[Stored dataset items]

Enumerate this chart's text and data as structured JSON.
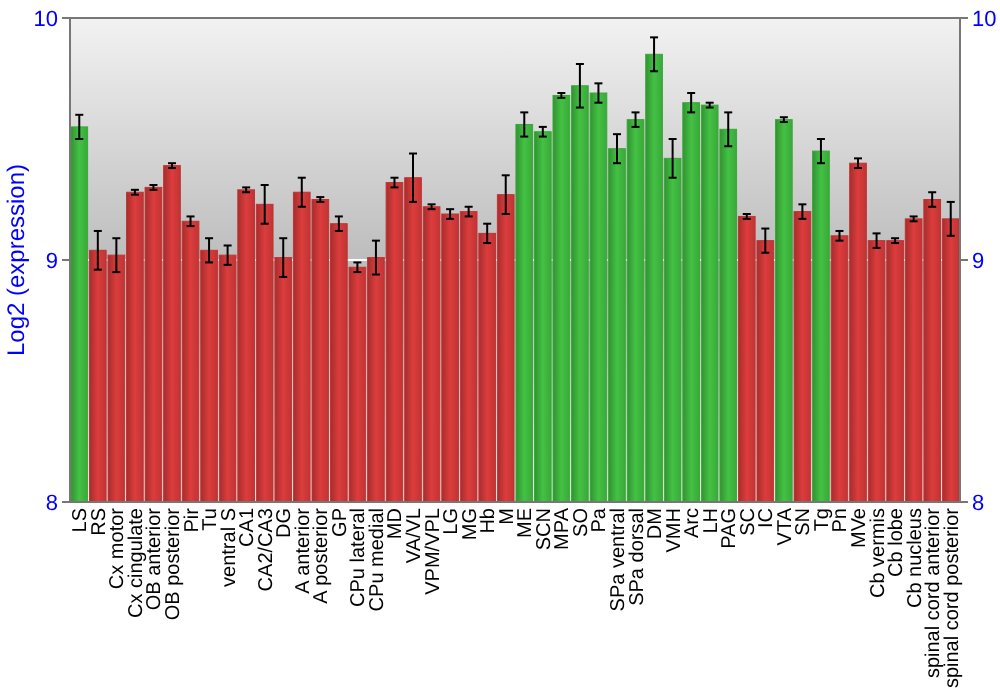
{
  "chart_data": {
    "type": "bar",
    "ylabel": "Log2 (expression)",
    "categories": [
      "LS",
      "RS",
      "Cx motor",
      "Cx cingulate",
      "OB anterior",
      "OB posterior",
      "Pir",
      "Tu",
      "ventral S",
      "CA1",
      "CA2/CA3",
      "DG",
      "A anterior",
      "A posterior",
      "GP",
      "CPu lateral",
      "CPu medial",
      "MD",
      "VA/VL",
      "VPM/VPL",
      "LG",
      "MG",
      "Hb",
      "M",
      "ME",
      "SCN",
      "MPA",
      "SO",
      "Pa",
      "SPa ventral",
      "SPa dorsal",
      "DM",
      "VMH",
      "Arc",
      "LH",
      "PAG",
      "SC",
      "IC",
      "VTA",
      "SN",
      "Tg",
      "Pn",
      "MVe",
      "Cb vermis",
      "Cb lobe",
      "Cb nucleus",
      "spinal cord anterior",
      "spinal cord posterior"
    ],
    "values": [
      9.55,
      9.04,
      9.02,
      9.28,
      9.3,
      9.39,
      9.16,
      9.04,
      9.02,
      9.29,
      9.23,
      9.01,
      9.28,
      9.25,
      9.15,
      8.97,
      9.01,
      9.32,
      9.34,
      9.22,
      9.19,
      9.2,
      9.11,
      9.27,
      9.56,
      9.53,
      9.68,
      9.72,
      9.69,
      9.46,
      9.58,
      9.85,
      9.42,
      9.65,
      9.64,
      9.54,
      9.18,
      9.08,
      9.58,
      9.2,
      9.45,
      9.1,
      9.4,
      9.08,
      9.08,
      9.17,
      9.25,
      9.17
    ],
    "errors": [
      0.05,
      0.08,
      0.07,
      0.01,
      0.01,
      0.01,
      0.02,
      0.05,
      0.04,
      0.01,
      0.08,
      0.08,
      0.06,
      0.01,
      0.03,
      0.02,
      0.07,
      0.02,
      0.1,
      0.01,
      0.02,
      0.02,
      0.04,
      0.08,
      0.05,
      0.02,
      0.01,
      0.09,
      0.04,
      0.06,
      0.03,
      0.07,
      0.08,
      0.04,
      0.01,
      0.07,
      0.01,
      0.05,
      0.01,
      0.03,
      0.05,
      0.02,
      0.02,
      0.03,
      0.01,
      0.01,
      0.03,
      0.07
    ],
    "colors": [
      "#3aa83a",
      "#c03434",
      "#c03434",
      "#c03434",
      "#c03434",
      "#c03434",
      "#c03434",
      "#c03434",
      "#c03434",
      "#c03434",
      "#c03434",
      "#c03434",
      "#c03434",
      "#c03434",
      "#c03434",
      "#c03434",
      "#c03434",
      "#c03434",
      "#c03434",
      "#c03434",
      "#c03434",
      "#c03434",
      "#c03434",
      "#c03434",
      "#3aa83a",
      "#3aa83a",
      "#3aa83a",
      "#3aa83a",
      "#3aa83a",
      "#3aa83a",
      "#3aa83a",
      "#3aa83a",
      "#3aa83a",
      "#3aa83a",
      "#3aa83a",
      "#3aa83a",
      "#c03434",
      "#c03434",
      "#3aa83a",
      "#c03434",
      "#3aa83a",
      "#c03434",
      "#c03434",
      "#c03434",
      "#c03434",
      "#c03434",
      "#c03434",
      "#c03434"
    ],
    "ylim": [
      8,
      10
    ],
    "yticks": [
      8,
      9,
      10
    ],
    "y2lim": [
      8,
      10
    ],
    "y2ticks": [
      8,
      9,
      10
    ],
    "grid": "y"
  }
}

- STATED PROBLEM
Check each line above for the string "anterior", then copy the ones that have it.

- SOLUTION FOR THIS EXERCISE
      "OB anterior",
      "A anterior",
      "spinal cord anterior",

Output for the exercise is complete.